(Stored data)
::::

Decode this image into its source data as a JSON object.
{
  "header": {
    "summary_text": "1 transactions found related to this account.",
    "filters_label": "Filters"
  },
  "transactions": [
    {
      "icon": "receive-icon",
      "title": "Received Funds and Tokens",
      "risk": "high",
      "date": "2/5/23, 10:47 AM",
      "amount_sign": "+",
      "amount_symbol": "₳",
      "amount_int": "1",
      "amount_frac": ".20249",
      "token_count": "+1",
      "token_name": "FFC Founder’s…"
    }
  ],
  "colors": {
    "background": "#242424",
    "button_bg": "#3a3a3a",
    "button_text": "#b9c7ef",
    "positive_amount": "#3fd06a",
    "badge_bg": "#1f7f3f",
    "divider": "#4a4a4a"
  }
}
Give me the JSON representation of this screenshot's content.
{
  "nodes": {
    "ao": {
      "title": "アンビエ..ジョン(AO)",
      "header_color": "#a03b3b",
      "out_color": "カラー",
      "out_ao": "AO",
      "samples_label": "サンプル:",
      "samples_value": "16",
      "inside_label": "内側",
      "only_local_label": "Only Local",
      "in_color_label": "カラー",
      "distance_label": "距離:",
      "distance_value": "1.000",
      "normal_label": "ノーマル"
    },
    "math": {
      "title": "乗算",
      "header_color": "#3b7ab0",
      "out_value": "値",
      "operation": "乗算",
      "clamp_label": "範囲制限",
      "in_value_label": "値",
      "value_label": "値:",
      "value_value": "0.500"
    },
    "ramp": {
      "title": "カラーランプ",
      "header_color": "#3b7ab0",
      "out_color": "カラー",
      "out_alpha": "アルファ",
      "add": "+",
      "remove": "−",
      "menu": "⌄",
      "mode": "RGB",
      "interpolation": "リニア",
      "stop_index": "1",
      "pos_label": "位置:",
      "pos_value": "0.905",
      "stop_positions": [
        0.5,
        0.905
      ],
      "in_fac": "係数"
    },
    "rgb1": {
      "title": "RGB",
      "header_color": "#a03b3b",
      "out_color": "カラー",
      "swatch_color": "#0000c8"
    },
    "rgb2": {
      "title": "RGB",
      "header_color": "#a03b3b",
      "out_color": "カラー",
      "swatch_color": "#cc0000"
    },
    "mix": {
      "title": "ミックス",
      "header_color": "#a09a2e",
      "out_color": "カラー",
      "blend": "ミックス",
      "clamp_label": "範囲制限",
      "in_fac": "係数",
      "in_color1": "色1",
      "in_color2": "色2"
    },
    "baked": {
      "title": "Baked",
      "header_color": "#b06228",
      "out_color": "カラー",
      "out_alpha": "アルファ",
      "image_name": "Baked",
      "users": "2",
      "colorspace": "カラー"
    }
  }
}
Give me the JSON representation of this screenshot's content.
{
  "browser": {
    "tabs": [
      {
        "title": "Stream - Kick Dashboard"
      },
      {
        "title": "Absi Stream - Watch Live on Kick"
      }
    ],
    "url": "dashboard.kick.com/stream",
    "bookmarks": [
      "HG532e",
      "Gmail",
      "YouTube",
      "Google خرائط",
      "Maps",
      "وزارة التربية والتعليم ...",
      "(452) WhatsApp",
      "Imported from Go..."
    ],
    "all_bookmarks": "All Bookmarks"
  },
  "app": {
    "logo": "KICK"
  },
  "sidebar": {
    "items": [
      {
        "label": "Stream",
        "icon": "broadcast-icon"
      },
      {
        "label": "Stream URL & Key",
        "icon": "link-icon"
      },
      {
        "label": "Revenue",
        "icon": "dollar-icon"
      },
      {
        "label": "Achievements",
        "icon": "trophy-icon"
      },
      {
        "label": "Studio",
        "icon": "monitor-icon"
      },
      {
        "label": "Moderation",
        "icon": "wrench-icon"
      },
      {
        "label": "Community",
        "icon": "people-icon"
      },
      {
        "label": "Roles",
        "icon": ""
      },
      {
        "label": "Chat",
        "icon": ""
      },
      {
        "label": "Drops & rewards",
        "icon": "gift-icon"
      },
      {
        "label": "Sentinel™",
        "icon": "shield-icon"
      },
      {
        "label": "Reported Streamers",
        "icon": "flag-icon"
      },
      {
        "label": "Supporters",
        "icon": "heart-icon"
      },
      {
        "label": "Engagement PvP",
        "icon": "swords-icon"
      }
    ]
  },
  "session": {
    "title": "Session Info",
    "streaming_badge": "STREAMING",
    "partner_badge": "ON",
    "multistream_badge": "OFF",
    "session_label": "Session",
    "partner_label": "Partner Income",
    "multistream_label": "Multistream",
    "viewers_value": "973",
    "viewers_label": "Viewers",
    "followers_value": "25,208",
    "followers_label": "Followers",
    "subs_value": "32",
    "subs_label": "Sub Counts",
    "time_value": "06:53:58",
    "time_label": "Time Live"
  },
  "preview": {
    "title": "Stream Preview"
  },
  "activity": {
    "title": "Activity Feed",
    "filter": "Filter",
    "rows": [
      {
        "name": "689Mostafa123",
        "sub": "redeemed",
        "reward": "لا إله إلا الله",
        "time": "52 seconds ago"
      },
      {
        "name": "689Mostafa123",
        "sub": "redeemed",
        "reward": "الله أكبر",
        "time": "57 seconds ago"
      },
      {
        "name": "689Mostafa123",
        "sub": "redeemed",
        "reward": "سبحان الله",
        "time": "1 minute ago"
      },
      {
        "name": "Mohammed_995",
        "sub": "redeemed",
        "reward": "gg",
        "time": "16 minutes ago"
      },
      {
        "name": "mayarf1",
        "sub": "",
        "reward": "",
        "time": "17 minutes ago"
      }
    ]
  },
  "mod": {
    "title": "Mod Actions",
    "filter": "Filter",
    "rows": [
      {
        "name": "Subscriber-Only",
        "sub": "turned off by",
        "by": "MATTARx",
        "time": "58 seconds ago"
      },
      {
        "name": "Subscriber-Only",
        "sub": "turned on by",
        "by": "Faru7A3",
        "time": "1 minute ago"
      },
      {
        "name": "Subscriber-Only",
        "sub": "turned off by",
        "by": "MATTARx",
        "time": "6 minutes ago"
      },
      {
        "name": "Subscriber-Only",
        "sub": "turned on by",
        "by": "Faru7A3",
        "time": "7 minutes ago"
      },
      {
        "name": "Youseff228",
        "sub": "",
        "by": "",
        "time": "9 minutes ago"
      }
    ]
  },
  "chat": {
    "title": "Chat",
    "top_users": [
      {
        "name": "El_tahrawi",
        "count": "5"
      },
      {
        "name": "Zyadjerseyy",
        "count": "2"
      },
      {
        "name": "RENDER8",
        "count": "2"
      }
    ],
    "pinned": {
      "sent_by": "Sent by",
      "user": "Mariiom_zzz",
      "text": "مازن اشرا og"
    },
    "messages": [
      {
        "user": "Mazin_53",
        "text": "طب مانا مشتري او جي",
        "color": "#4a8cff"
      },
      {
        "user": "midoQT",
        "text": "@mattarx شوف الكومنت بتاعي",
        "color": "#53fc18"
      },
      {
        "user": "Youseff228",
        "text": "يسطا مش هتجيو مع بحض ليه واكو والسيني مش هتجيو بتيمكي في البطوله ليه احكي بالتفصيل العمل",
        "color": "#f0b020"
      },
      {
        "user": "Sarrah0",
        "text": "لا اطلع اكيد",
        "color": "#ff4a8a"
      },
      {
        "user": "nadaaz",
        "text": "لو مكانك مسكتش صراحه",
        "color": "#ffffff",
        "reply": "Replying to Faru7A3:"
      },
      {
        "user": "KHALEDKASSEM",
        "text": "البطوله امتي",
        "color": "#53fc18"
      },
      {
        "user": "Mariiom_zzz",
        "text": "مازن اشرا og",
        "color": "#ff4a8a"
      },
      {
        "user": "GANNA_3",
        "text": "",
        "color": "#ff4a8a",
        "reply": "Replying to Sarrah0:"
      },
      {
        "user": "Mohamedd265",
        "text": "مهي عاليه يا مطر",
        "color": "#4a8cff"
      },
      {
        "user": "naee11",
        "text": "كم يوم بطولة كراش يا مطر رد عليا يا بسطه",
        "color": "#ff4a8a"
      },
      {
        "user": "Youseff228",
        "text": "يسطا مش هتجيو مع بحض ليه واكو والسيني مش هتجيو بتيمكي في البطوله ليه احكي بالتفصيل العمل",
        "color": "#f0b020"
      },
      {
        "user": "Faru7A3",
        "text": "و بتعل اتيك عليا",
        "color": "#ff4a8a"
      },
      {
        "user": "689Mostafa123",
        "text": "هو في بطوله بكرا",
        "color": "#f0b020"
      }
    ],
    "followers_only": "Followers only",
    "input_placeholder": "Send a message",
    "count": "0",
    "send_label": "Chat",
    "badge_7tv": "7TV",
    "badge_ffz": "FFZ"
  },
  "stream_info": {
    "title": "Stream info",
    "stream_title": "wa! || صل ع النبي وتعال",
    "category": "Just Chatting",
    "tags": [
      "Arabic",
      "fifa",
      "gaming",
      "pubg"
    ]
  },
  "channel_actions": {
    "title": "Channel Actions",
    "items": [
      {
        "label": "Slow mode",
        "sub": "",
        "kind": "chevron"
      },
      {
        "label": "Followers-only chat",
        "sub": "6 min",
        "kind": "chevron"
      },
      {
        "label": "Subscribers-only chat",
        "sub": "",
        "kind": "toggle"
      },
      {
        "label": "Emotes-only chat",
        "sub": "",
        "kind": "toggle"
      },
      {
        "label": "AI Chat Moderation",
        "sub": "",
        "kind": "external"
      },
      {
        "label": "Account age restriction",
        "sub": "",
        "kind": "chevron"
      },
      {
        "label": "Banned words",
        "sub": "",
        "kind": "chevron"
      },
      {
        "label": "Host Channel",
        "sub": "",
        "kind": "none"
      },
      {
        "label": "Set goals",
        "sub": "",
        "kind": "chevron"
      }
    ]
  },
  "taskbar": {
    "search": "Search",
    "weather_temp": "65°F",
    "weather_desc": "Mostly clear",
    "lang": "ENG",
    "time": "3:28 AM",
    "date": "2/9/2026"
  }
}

::::

■ **Task requirements**: Identify the lines above with the word "Replying". Copy them.

■ **Response**:
        "reply": "Replying to Faru7A3:"
        "reply": "Replying to Sarrah0:"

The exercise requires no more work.